▶ **EXERCISE INSTRUCTIONS**
Exclude the pictures and reproduce the remaining data exactly as written.
┄┄┄┄┄┄┄┄┄┄
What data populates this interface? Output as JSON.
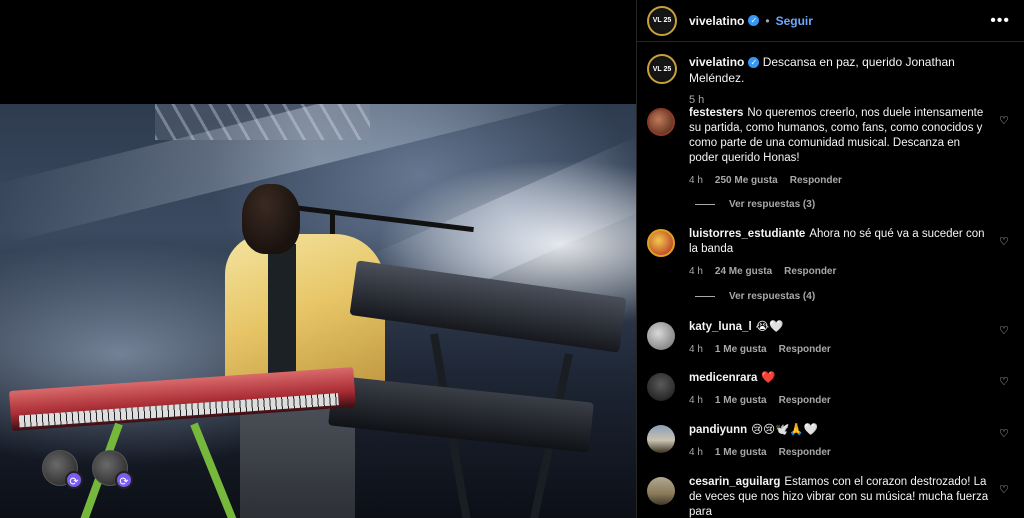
{
  "media": {
    "tag_badge_icon": "repost-icon"
  },
  "post": {
    "author": "vivelatino",
    "avatar_text": "VL 25",
    "follow_label": "Seguir",
    "dot": "•",
    "more_icon": "•••",
    "caption": "Descansa en paz, querido Jonathan Meléndez.",
    "caption_time": "5 h"
  },
  "comments": [
    {
      "user": "festesters",
      "text": "No queremos creerlo, nos duele intensamente su partida, como humanos, como fans, como conocidos y como parte de una comunidad musical. Descanza en poder querido Honas!",
      "time": "4 h",
      "likes": "250 Me gusta",
      "reply": "Responder",
      "view_replies": "Ver respuestas (3)"
    },
    {
      "user": "luistorres_estudiante",
      "text": "Ahora no sé qué va a suceder con la banda",
      "time": "4 h",
      "likes": "24 Me gusta",
      "reply": "Responder",
      "view_replies": "Ver respuestas (4)"
    },
    {
      "user": "katy_luna_l",
      "text": "😭🤍",
      "time": "4 h",
      "likes": "1 Me gusta",
      "reply": "Responder"
    },
    {
      "user": "medicenrara",
      "text": "❤️",
      "time": "4 h",
      "likes": "1 Me gusta",
      "reply": "Responder"
    },
    {
      "user": "pandiyunn",
      "text": "😢😢🕊️🙏🤍",
      "time": "4 h",
      "likes": "1 Me gusta",
      "reply": "Responder"
    },
    {
      "user": "cesarin_aguilarg",
      "text": "Estamos con el corazon destrozado! La de veces que nos hizo vibrar con su música! mucha fuerza para",
      "time": "",
      "likes": "",
      "reply": ""
    }
  ],
  "icons": {
    "heart": "♡",
    "verified": "✓"
  },
  "colors": {
    "follow": "#6fa6ff",
    "verified": "#3897f0",
    "background": "#000000",
    "muted": "#a8a8a8"
  }
}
┄┄┄┄┄┄┄┄┄┄
▶ **RESPONSE FOR THIS EXERCISE**
What data populates this interface? Output as JSON.
{
  "media": {
    "tag_badge_icon": "repost-icon"
  },
  "post": {
    "author": "vivelatino",
    "avatar_text": "VL 25",
    "follow_label": "Seguir",
    "dot": "•",
    "more_icon": "•••",
    "caption": "Descansa en paz, querido Jonathan Meléndez.",
    "caption_time": "5 h"
  },
  "comments": [
    {
      "user": "festesters",
      "text": "No queremos creerlo, nos duele intensamente su partida, como humanos, como fans, como conocidos y como parte de una comunidad musical. Descanza en poder querido Honas!",
      "time": "4 h",
      "likes": "250 Me gusta",
      "reply": "Responder",
      "view_replies": "Ver respuestas (3)"
    },
    {
      "user": "luistorres_estudiante",
      "text": "Ahora no sé qué va a suceder con la banda",
      "time": "4 h",
      "likes": "24 Me gusta",
      "reply": "Responder",
      "view_replies": "Ver respuestas (4)"
    },
    {
      "user": "katy_luna_l",
      "text": "😭🤍",
      "time": "4 h",
      "likes": "1 Me gusta",
      "reply": "Responder"
    },
    {
      "user": "medicenrara",
      "text": "❤️",
      "time": "4 h",
      "likes": "1 Me gusta",
      "reply": "Responder"
    },
    {
      "user": "pandiyunn",
      "text": "😢😢🕊️🙏🤍",
      "time": "4 h",
      "likes": "1 Me gusta",
      "reply": "Responder"
    },
    {
      "user": "cesarin_aguilarg",
      "text": "Estamos con el corazon destrozado! La de veces que nos hizo vibrar con su música! mucha fuerza para",
      "time": "",
      "likes": "",
      "reply": ""
    }
  ],
  "icons": {
    "heart": "♡",
    "verified": "✓"
  },
  "colors": {
    "follow": "#6fa6ff",
    "verified": "#3897f0",
    "background": "#000000",
    "muted": "#a8a8a8"
  }
}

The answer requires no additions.